I don't wanna I don't wanna I don't wanna I don't wanna!!!

As you approach aisle 7 after helping Sam up on his feet, you come across quite a sight. A truly bizarre ghost is running--make that floating--rampant through the cereal section. Open boxes and cereal flakes cover the floor around an unconscious woman laying below the ghost. The ghost has a head like a vacuum attachment with a long horizontal mouth and a pair of googly eyes on top. Running from the back of its head...you guess...like a large throat is what looks like a ribbed tube or pipeline about a foot across and seven feet long, vanishing into invisibility a few feet above the floor. But you shouldn't look at that point for too long, it hurts your eyes. There are four ghostly hands around the entity, each holding a box of Flakey Jake Barley Flakes. The whole thing is about nine feet long.



The unconscious woman looks about 25 and is wearing a Yum-Ee uniform. She also appears to be covered in lard.

The ghost is pouring box after box of cereal into its mouth and throwing the boxes aside. The boxes are piled high, all name-brand stuff too. About half the section is gone. The cereal pulsates down the tube as the ghost gobbles it down before disappearing into nothingness. It doesn't seem to be paying you much mind.

Neato burrito! An actual ghost! Choose your next actions wisely, Ghostbusters!

(A run of records)

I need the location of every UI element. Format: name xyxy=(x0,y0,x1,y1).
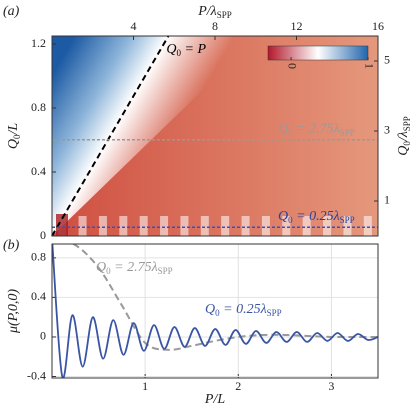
legend-label-part: SPP xyxy=(158,266,173,276)
annotation-part: 0 xyxy=(288,128,293,138)
legend-label-part: 0 xyxy=(215,308,220,318)
x-axis-title: P/L xyxy=(204,392,225,407)
y2-axis-title-part: 0 xyxy=(402,141,412,146)
y-tick-label: 0.4 xyxy=(31,164,46,178)
annotation: Q0 = 0.25λSPP xyxy=(278,209,355,225)
legend-label-part: Q xyxy=(205,302,215,317)
panel-label: (b) xyxy=(3,238,20,253)
annotation: Q0 = P xyxy=(166,42,206,58)
heatmap-stripe xyxy=(261,216,270,236)
colorbar-tick-label: 0 xyxy=(285,63,299,69)
heatmap-stripe xyxy=(221,216,230,236)
y-tick-label: -0.4 xyxy=(27,368,46,382)
y-axis-title: μ(P,0,0) xyxy=(6,289,21,334)
y2-axis-title: Q0/λSPP xyxy=(396,116,412,156)
y2-tick-label: 1 xyxy=(384,193,390,207)
y-tick-label: 0 xyxy=(40,329,46,343)
annotation-part: = P xyxy=(181,42,206,57)
legend-label-part: = 2.75λ xyxy=(111,260,158,275)
y2-tick-label: 3 xyxy=(384,123,390,137)
y2-tick-label: 5 xyxy=(384,53,390,67)
reference-line xyxy=(51,35,170,237)
y-tick-label: 0.4 xyxy=(31,289,46,303)
colorbar-tick-label: 1 xyxy=(362,63,376,69)
x-axis-title-part: P/L xyxy=(204,392,225,407)
y-axis-title-part: 0 xyxy=(12,134,22,139)
annotation: Q0 = 2.75λSPP xyxy=(278,122,355,138)
legend-label: Q0 = 2.75λSPP xyxy=(96,260,173,276)
y2-axis-title-part: /λ xyxy=(396,131,411,142)
annotation-part: Q xyxy=(278,122,288,137)
heatmap-stripe xyxy=(302,216,311,236)
x-axis-title-part: P/λ xyxy=(197,4,217,19)
heatmap-stripe xyxy=(180,216,189,236)
x-tick-label: 1 xyxy=(142,379,148,393)
x-axis-title: P/λSPP xyxy=(197,4,232,20)
heatmap-stripe xyxy=(119,216,128,236)
annotation-part: 0 xyxy=(288,215,293,225)
y2-axis-title-part: Q xyxy=(396,146,411,156)
y-axis-title-part: μ(P,0,0) xyxy=(6,289,21,334)
x-tick-label: 3 xyxy=(328,379,334,393)
x-tick-label: 8 xyxy=(212,19,218,33)
heatmap-stripe xyxy=(343,216,352,236)
heatmap-stripe xyxy=(56,214,68,236)
y-tick-label: 0.8 xyxy=(31,100,46,114)
legend-label-part: 0 xyxy=(106,266,111,276)
y-tick-label: 0.8 xyxy=(31,250,46,264)
legend-label: Q0 = 0.25λSPP xyxy=(205,302,282,318)
heatmap-region xyxy=(52,36,259,236)
heatmap-stripe xyxy=(282,216,291,236)
heatmap-stripe xyxy=(78,216,87,236)
panel-label: (a) xyxy=(3,4,20,19)
annotation-part: 0 xyxy=(177,48,182,58)
heatmap-stripe xyxy=(323,216,332,236)
line-series xyxy=(71,244,378,351)
y-axis-title-part: Q xyxy=(6,139,21,149)
x-tick-label: 16 xyxy=(372,19,384,33)
heatmap-stripe xyxy=(363,216,372,236)
plot-frame xyxy=(51,243,379,379)
annotation-part: = 0.25λ xyxy=(293,209,340,224)
legend-label-part: SPP xyxy=(267,308,282,318)
annotation-part: Q xyxy=(166,42,176,57)
heatmap-stripe xyxy=(98,216,107,236)
y-tick-label: 0 xyxy=(40,228,46,242)
heatmap-stripe xyxy=(241,216,250,236)
y-tick-label: 1.2 xyxy=(31,36,46,50)
annotation-part: Q xyxy=(278,209,288,224)
x-tick-label: 4 xyxy=(131,19,137,33)
annotation-part: SPP xyxy=(340,215,355,225)
annotation-part: = 2.75λ xyxy=(293,122,340,137)
x-tick-label: 2 xyxy=(235,379,241,393)
y2-axis-title-part: SPP xyxy=(402,116,412,131)
y-axis-title-part: /L xyxy=(6,123,21,136)
x-axis-title-part: SPP xyxy=(217,10,232,20)
colorbar xyxy=(267,45,369,61)
line-series xyxy=(52,244,378,378)
legend-label-part: Q xyxy=(96,260,106,275)
x-tick-label: 12 xyxy=(291,19,303,33)
heatmap-stripe xyxy=(160,216,169,236)
y-axis-title: Q0/L xyxy=(6,123,22,150)
heatmap-stripe xyxy=(139,216,148,236)
annotation-part: SPP xyxy=(340,128,355,138)
legend-label-part: = 0.25λ xyxy=(220,302,267,317)
heatmap-stripe xyxy=(200,216,209,236)
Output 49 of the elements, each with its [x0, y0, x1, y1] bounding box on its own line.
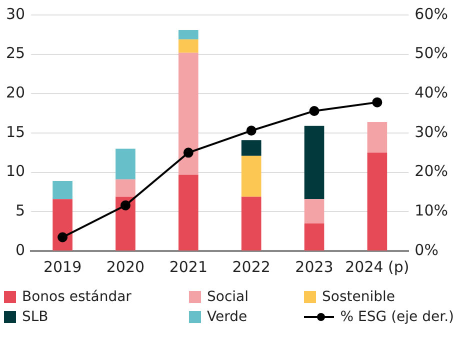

▶ [STATED TASK A]
Print the stretch of the cereal-aisle passage from "The ghost is" through "you much mind.".
▶ [STATED TASK B]
In the cereal-aisle passage, what cereal is in the boxes held by the ghost's four hands?

▶ [RIGHT ANSWER A]
The ghost is pouring box after box of cereal into its mouth and throwing the boxes aside. The boxes are piled high, all name-brand stuff too. About half the section is gone. The cereal pulsates down the tube as the ghost gobbles it down before disappearing into nothingness. It doesn't seem to be paying you much mind.

▶ [RIGHT ANSWER B]
Flakey Jake Barley Flakes